(Dataset content)
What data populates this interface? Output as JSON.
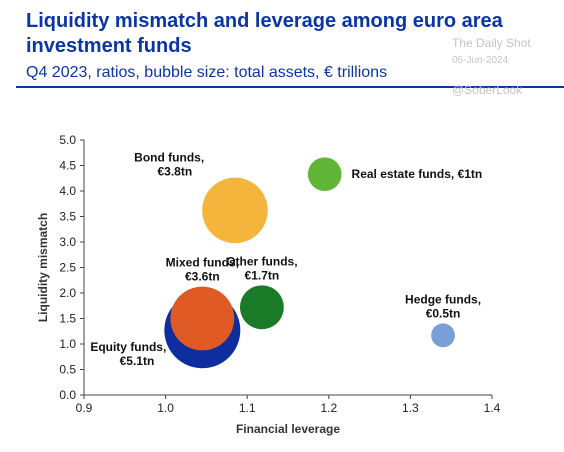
{
  "header": {
    "title": "Liquidity mismatch and leverage among euro area investment funds",
    "subtitle": "Q4 2023, ratios, bubble size: total assets, € trillions"
  },
  "watermark": {
    "source": "The Daily Shot",
    "date": "06-Jun-2024",
    "handle": "@SoberLook"
  },
  "chart_data": {
    "type": "scatter",
    "title": "Liquidity mismatch and leverage among euro area investment funds",
    "subtitle": "Q4 2023, ratios, bubble size: total assets, € trillions",
    "xlabel": "Financial leverage",
    "ylabel": "Liquidity mismatch",
    "xlim": [
      0.9,
      1.4
    ],
    "ylim": [
      0.0,
      5.0
    ],
    "xticks": [
      0.9,
      1.0,
      1.1,
      1.2,
      1.3,
      1.4
    ],
    "yticks": [
      0.0,
      0.5,
      1.0,
      1.5,
      2.0,
      2.5,
      3.0,
      3.5,
      4.0,
      4.5,
      5.0
    ],
    "grid": false,
    "legend": "none",
    "bubbles": [
      {
        "name_line1": "Equity funds,",
        "name_line2": "€5.1tn",
        "x": 1.045,
        "y": 1.27,
        "size": 5.1,
        "color": "#0e2d9e",
        "label_side": "lower-left"
      },
      {
        "name_line1": "Bond funds,",
        "name_line2": "€3.8tn",
        "x": 1.085,
        "y": 3.62,
        "size": 3.8,
        "color": "#f5b43c",
        "label_side": "upper-left"
      },
      {
        "name_line1": "Mixed funds,",
        "name_line2": "€3.6tn",
        "x": 1.045,
        "y": 1.5,
        "size": 3.6,
        "color": "#e05a26",
        "label_side": "above"
      },
      {
        "name_line1": "Other funds,",
        "name_line2": "€1.7tn",
        "x": 1.118,
        "y": 1.72,
        "size": 1.7,
        "color": "#1b7a28",
        "label_side": "above"
      },
      {
        "name_line1": "Real estate funds, €1tn",
        "name_line2": "",
        "x": 1.195,
        "y": 4.33,
        "size": 1.0,
        "color": "#5fb637",
        "label_side": "right"
      },
      {
        "name_line1": "Hedge funds,",
        "name_line2": "€0.5tn",
        "x": 1.34,
        "y": 1.17,
        "size": 0.5,
        "color": "#7a9ed6",
        "label_side": "above"
      }
    ]
  }
}
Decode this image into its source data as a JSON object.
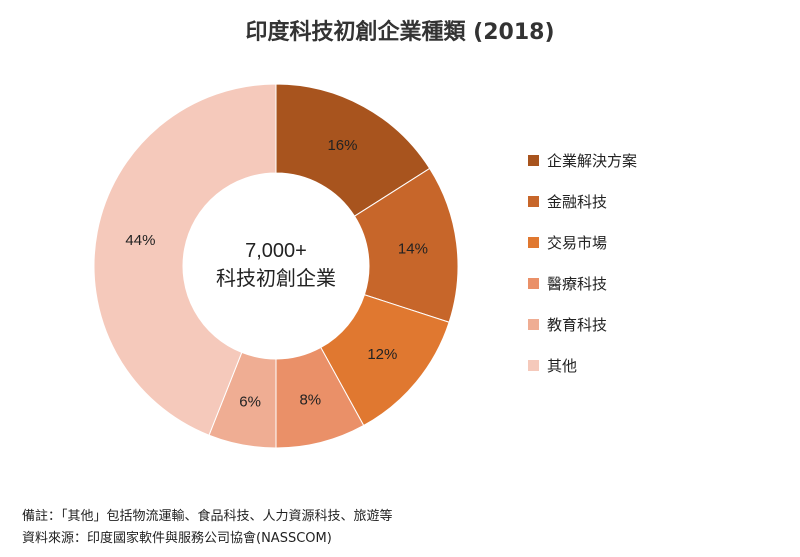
{
  "title": "印度科技初創企業種類 (2018)",
  "chart_data": {
    "type": "pie",
    "variant": "donut",
    "title": "印度科技初創企業種類 (2018)",
    "center_label": {
      "value": "7,000+",
      "text": "科技初創企業"
    },
    "legend_position": "right",
    "categories": [
      "企業解決方案",
      "金融科技",
      "交易市場",
      "醫療科技",
      "教育科技",
      "其他"
    ],
    "values": [
      16,
      14,
      12,
      8,
      6,
      44
    ],
    "labels": [
      "16%",
      "14%",
      "12%",
      "8%",
      "6%",
      "44%"
    ],
    "colors": [
      "#a8541e",
      "#c7662a",
      "#e07830",
      "#ea9068",
      "#efad93",
      "#f5c9bb"
    ]
  },
  "notes": {
    "remark": "備註：「其他」包括物流運輸、食品科技、人力資源科技、旅遊等",
    "source": "資料來源：印度國家軟件與服務公司協會(NASSCOM)"
  }
}
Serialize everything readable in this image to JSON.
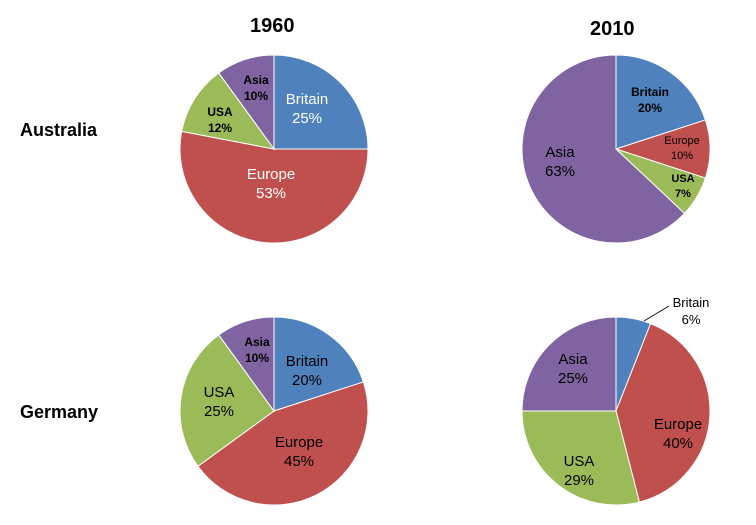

(Stated goal)
Search the entries for the word "印度科技初創企業種類", then list each line that holds it.

(The reply)
  "title": "印度科技初創企業種類 (2018)",
    "title": "印度科技初創企業種類 (2018)",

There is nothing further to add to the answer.